> _The tasks_:
• 1. Retype the part of the ClickHouse appendices from "Appendix J —" to "TLS for native(9000)/HTTP(8443)".
• 2. In the ClickHouse appendices, which port do the Prometheus scrape targets use?

++++ Extract provided ++++

SELECT country, device, sum(c) FROM events GROUP BY country, device, toStartOfHour(ts); -- should hit projection

Appendix H — Dashboards and Alerts

# Prometheus scrape
- job_name: 'clickhouse'
  static_configs:
    - targets: ['ch-01a:9363','ch-01b:9363']

{
  "title": "ClickHouse Overview",
  "panels": [
    {"type":"stat","title":"Queries/s","targets":[{"expr":"rate(clickhouse_queries[1m])"}]},
    {"type":"timeseries","title":"Read Bytes/s","targets":[{"expr":"rate(clickhouse_read_bytes[1m])"}]},
    {"type":"timeseries","title":"Background Merges","targets":[{"expr":"rate(clickhouse_background_pool_task[1m])"}]}
  ]
}

# Alerts
- alert: CHHighParts
  expr: max by(table) (clickhouse_parts{active="1"}) > 10000
  for: 10m
- alert: CHReplicationLag
  expr: max(clickhouse_replication_queue_size) > 1000
  for: 5m

Appendix I — Settings Cheat Sheet

- max_threads: bound by CPU cores
- max_memory_usage: per-query limit; set generous but safe
- max_partitions_per_insert_block: reduce for small batches
- max_bytes_before_external_group_by: enable spill
- prefer_localhost_replica: true for Distributed
- load_balancing: round_robin|in_order|nearest_hostname

Appendix J — Backup/Restore Automation

#!/usr/bin/env bash
set -euo pipefail
STAMP=$(date +%F-%H%M)
ch-client --secure -q "BACKUP DATABASE default TO S3('s3://backups/ch/$STAMP', '$S3_KEY', '$S3_SECRET') SETTINGS compression_method='zstd'"

# Restore
ch-client --secure -q "RESTORE DATABASE default AS default_restored FROM S3('s3://backups/ch/$STAMP', '$S3_KEY', '$S3_SECRET')"

Appendix K — Security Hardening

- Enable TLS for native(9000)/HTTP(8443)

++++ Dataset records ++++

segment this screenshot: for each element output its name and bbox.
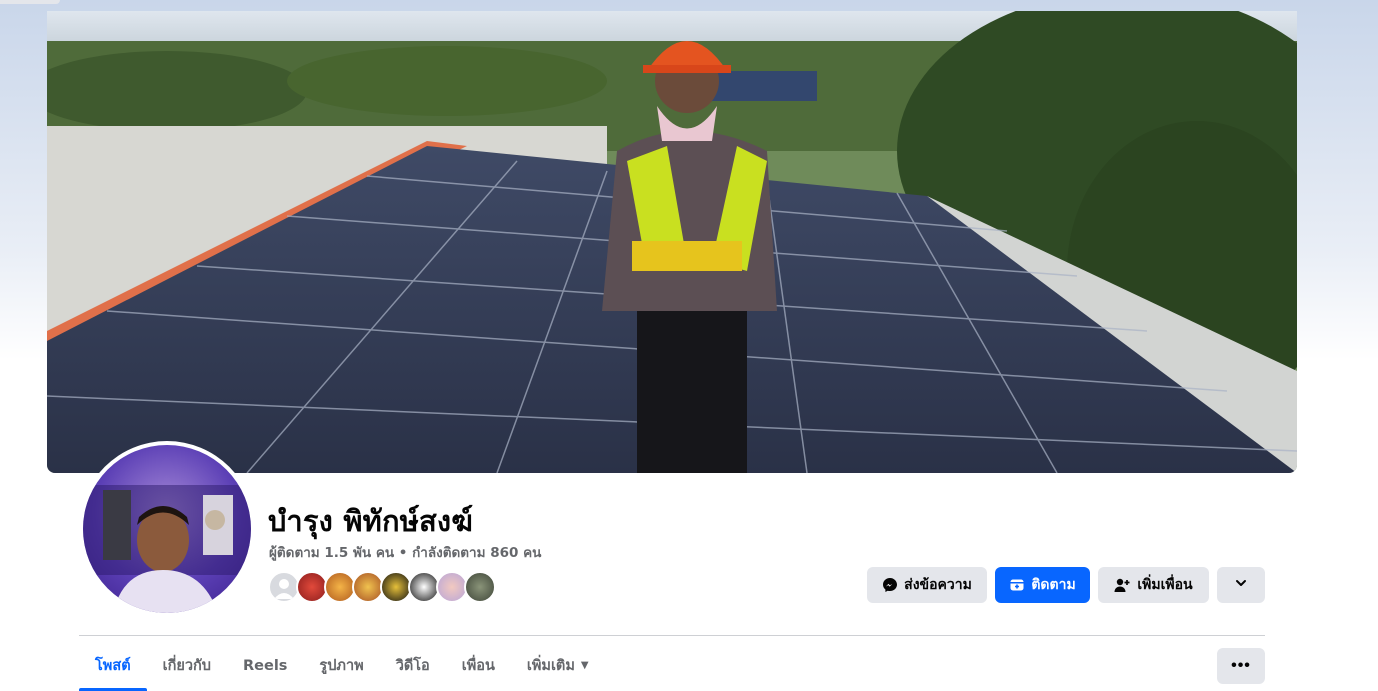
tab-photos[interactable]: รูปภาพ [303,640,379,691]
tab-label: วิดีโอ [395,658,430,674]
tab-videos[interactable]: วิดีโอ [380,640,446,691]
tab-about[interactable]: เกี่ยวกับ [147,640,227,691]
follow-button-label: ติดตาม [1031,577,1076,593]
add-friend-button-label: เพิ่มเพื่อน [1137,577,1193,593]
tab-friends[interactable]: เพื่อน [446,640,511,691]
tab-label: Reels [242,657,288,674]
mutual-friends-avatars[interactable] [268,571,496,603]
messenger-icon [882,577,898,593]
tab-label: เพื่อน [461,658,495,674]
tab-label: เพิ่มเติม [526,658,575,674]
header-divider [79,635,1265,636]
tab-more[interactable]: เพิ่มเติม ▼ [511,640,605,691]
follow-icon [1009,577,1025,593]
more-options-button[interactable] [1217,567,1265,603]
profile-tabs: โพสต์ เกี่ยวกับ Reels รูปภาพ วิดีโอ เพื่… [79,640,605,691]
cover-photo-image [47,11,1297,473]
add-friend-button[interactable]: เพิ่มเพื่อน [1098,567,1209,603]
profile-follow-stats[interactable]: ผู้ติดตาม 1.5 พัน คน • กำลังติดตาม 860 ค… [269,541,541,563]
tab-label: เกี่ยวกับ [162,658,211,674]
tab-label: โพสต์ [95,658,131,674]
profile-name: บำรุง พิทักษ์สงฆ์ [268,504,474,538]
caret-down-icon: ▼ [580,660,589,671]
tab-label: รูปภาพ [319,658,364,674]
profile-avatar[interactable] [79,441,255,617]
profile-actions: ส่งข้อความ ติดตาม เพิ่มเพื่อน [867,567,1265,603]
follow-button[interactable]: ติดตาม [995,567,1090,603]
message-button-label: ส่งข้อความ [904,577,972,593]
tab-reels[interactable]: Reels [227,640,303,691]
avatar-image [83,445,251,613]
message-button[interactable]: ส่งข้อความ [867,567,987,603]
add-friend-icon [1114,577,1131,593]
chevron-down-icon [1234,576,1248,594]
tab-posts[interactable]: โพสต์ [79,640,147,691]
ellipsis-icon: ••• [1231,657,1251,674]
friend-avatar[interactable] [464,571,496,603]
tabs-more-button[interactable]: ••• [1217,648,1265,684]
cover-photo[interactable] [47,11,1297,473]
topbar-edge [0,0,60,4]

++++

> _Per-task outputs_:
• 1.
Appendix J — Backup/Restore Automation

#!/usr/bin/env bash
set -euo pipefail
STAMP=$(date +%F-%H%M)
ch-client --secure -q "BACKUP DATABASE default TO S3('s3://backups/ch/$STAMP', '$S3_KEY', '$S3_SECRET') SETTINGS compression_method='zstd'"

# Restore
ch-client --secure -q "RESTORE DATABASE default AS default_restored FROM S3('s3://backups/ch/$STAMP', '$S3_KEY', '$S3_SECRET')"

Appendix K — Security Hardening

- Enable TLS for native(9000)/HTTP(8443)

• 2. 9363